#### TASK DIRECTIONS
Output the material word for word. Leave each picture out.

##### MATERIAL PROVIDED #####

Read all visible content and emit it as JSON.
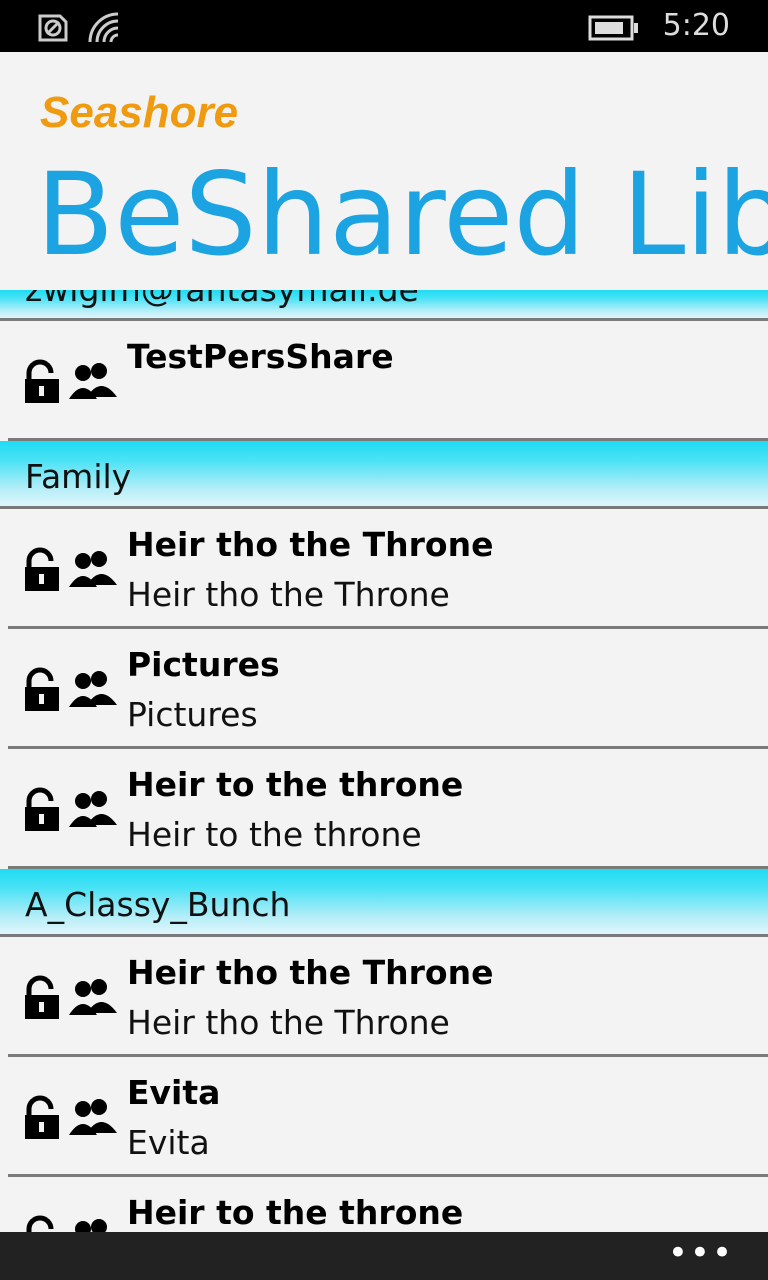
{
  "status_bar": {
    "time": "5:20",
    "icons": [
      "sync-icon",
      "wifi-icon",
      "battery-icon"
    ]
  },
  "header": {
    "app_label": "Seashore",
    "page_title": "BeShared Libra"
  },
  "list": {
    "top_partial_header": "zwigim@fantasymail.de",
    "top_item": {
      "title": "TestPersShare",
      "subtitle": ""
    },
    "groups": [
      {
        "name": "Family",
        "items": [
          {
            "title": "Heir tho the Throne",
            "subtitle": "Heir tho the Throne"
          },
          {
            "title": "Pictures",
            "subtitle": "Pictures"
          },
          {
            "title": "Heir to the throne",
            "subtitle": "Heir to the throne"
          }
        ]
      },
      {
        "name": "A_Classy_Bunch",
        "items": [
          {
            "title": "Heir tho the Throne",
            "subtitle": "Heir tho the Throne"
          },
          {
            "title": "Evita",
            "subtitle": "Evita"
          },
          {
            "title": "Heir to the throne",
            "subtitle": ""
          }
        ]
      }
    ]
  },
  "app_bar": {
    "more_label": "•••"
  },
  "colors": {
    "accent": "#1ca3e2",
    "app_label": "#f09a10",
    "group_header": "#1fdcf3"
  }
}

#####

#### PROBLEM SOLUTION
Read all visible content and emit it as JSON.
{
  "status_bar": {
    "time": "5:20",
    "icons": [
      "sync-icon",
      "wifi-icon",
      "battery-icon"
    ]
  },
  "header": {
    "app_label": "Seashore",
    "page_title": "BeShared Libra"
  },
  "list": {
    "top_partial_header": "zwigim@fantasymail.de",
    "top_item": {
      "title": "TestPersShare",
      "subtitle": ""
    },
    "groups": [
      {
        "name": "Family",
        "items": [
          {
            "title": "Heir tho the Throne",
            "subtitle": "Heir tho the Throne"
          },
          {
            "title": "Pictures",
            "subtitle": "Pictures"
          },
          {
            "title": "Heir to the throne",
            "subtitle": "Heir to the throne"
          }
        ]
      },
      {
        "name": "A_Classy_Bunch",
        "items": [
          {
            "title": "Heir tho the Throne",
            "subtitle": "Heir tho the Throne"
          },
          {
            "title": "Evita",
            "subtitle": "Evita"
          },
          {
            "title": "Heir to the throne",
            "subtitle": ""
          }
        ]
      }
    ]
  },
  "app_bar": {
    "more_label": "•••"
  },
  "colors": {
    "accent": "#1ca3e2",
    "app_label": "#f09a10",
    "group_header": "#1fdcf3"
  }
}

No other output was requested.